Stated exercise: Show each line from the listing that includes the word "this".

(Data listing)
::::::::::

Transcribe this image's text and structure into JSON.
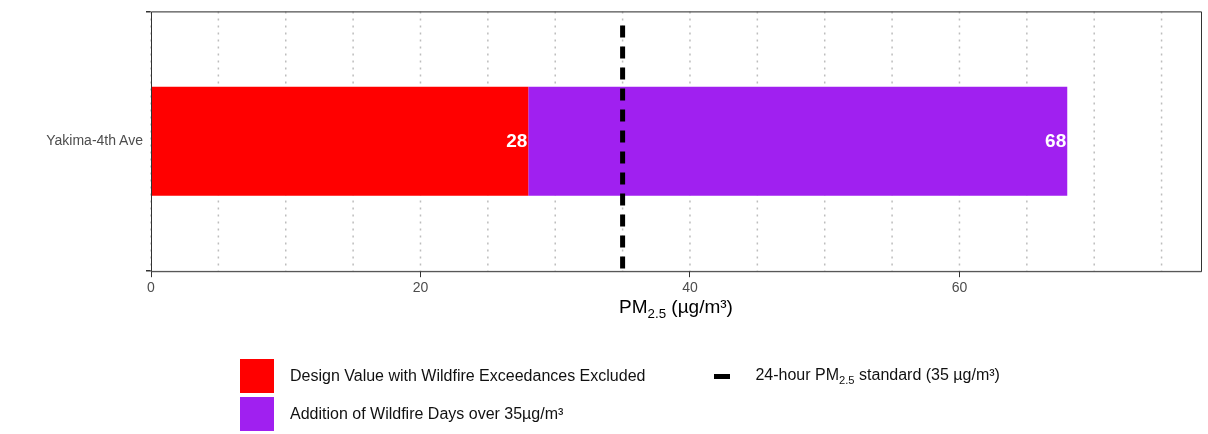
{
  "chart_data": {
    "type": "bar",
    "orientation": "horizontal",
    "stacked": true,
    "categories": [
      "Yakima-4th Ave"
    ],
    "series": [
      {
        "name": "Design Value with Wildfire Exceedances Excluded",
        "color": "#ff0000",
        "values": [
          28
        ],
        "value_labels": [
          "28"
        ]
      },
      {
        "name": "Addition of Wildfire Days over 35µg/m³",
        "color": "#a020f0",
        "values": [
          40
        ]
      }
    ],
    "totals": [
      "68"
    ],
    "xlabel": "PM$_{2.5}$ (µg/m³)",
    "xlim": [
      0,
      78
    ],
    "xticks": [
      0,
      {
        "value": 5,
        "label": null
      },
      {
        "value": 10,
        "label": null
      },
      {
        "value": 15,
        "label": null
      },
      20,
      {
        "value": 25,
        "label": null
      },
      {
        "value": 30,
        "label": null
      },
      {
        "value": 35,
        "label": null
      },
      40,
      {
        "value": 45,
        "label": null
      },
      {
        "value": 50,
        "label": null
      },
      {
        "value": 55,
        "label": null
      },
      60,
      {
        "value": 65,
        "label": null
      },
      {
        "value": 70,
        "label": null
      },
      {
        "value": 75,
        "label": null
      }
    ],
    "ref_lines": [
      {
        "axis": "x",
        "value": 35,
        "label": "24-hour PM$_{2.5}$ standard (35 µg/m³)",
        "color": "#000000",
        "line_style": "dashed"
      }
    ],
    "grid": true,
    "legend": "bottom"
  }
}
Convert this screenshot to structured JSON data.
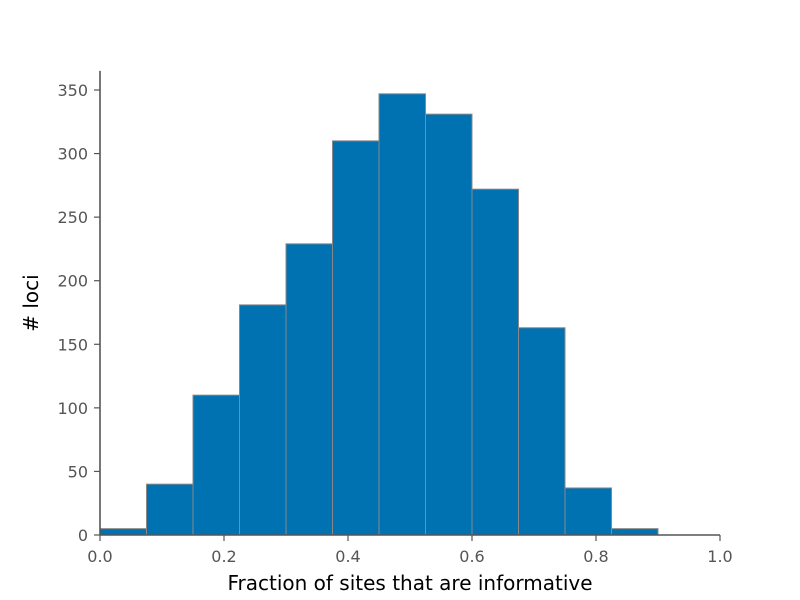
{
  "chart_data": {
    "type": "bar",
    "title": "",
    "xlabel": "Fraction of sites that are informative",
    "ylabel": "# loci",
    "xlim": [
      0.0,
      1.0
    ],
    "ylim": [
      0,
      365
    ],
    "xticks": [
      0.0,
      0.2,
      0.4,
      0.6,
      0.8,
      1.0
    ],
    "xtick_labels": [
      "0.0",
      "0.2",
      "0.4",
      "0.6",
      "0.8",
      "1.0"
    ],
    "yticks": [
      0,
      50,
      100,
      150,
      200,
      250,
      300,
      350
    ],
    "ytick_labels": [
      "0",
      "50",
      "100",
      "150",
      "200",
      "250",
      "300",
      "350"
    ],
    "bin_edges": [
      0.0,
      0.075,
      0.15,
      0.225,
      0.3,
      0.375,
      0.45,
      0.525,
      0.6,
      0.675,
      0.75,
      0.825,
      0.9
    ],
    "values": [
      5,
      40,
      110,
      181,
      229,
      310,
      347,
      331,
      272,
      163,
      37,
      5
    ],
    "bar_color": "#0072b2",
    "edge_color": "#888888",
    "grid": false,
    "legend": "none"
  }
}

::::::::::

Final answer:
Transcribe this image's text and structure into JSON.
Convert this screenshot to structured JSON data.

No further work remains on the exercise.